What this task involves: Write out the section of the Ivan Bates biography starting at "After leaving the" and ending at "his aunt Edna.", substituting "interned" for "clerked".

Extract to read:
^^^^^^^^^^^^^^^^

Ivan Jules Bates (born 1968/1969) is an American politician and lawyer who has served as the State's Attorney of Baltimore since 2023.

Early life
Bates was adopted by his parents, Henry and Cleora, in El Paso, Texas. Due to his father's service in the United States Air Force, his family moved several times, including to Germany, Virginia, and New Mexico, before finally settling in Hampton, Virginia, where Bates attended the segregated Bethel High School, where he graduated with a 1.9 GPA.

After graduating from high school, his father enlisted him in the United States Army, where he was assigned to the 32nd Army Air and Missile Defense Command and worked as a light wheel vehicle mechanic before reaching the rank of private first class. He was honorably discharged from the Army in 1988.

After leaving the military, he enrolled at Howard University, where he served as the second president of the Howard University Student Association before graduating with a bachelor's degree in journalism in 1992. Afterwards, he attended the William & Mary Law School, where he received his Juris Doctor degree in 1995. While at William & Mary, he clerked for the NAACP Legal Defense and Educational Fund. After graduating, Bates wanted to move back to Los Angeles, California, but his mother asked him to move to Baltimore to take care of his aunt Edna.

Career
Bates started his legal career in Baltimore, working as a law clerk for Baltimore Circuit Court Judge David B. Mitchell. He later worked in the homicide division of the Baltimore State's Attorney's Office under state's attorney Patricia Jessamy from July 1996 to June 2002. He left to become a defense attorney for the law firm of Schulman, Treem, Kaminkow, and Ravenell, and worked on the U.S. Supreme Court case Maryland v. Blake.

In 2006, Bates started his own law firm of Bates & Garcia, P.C., in downtown Baltimore. He represented Baltimore Police sergeant Alicia D. White, one of six police officers charged in the arrest and death of Freddie Gray in April 2015, and several clients victimized by the corrupt Gun Trace Task Force, whose members in 2017 were federally indicted and convicted of racketeering. In June 2019, Bates testified before the Commission to Restore Trust in Policing, recommending a number of state law to prevent corruption in Baltimore's criminal justice system.

^^^^^^^^^^^^^^^^

Information provided:
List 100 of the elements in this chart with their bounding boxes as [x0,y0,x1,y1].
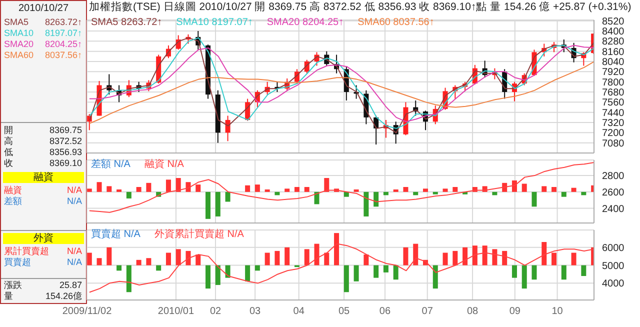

^^^^^^^^^^^^^^^^

Completed task:
After leaving the military, he enrolled at Howard University, where he served as the second president of the Howard University Student Association before graduating with a bachelor's degree in journalism in 1992. Afterwards, he attended the William & Mary Law School, where he received his Juris Doctor degree in 1995. While at William & Mary, he interned for the NAACP Legal Defense and Educational Fund. After graduating, Bates wanted to move back to Los Angeles, California, but his mother asked him to move to Baltimore to take care of his aunt Edna.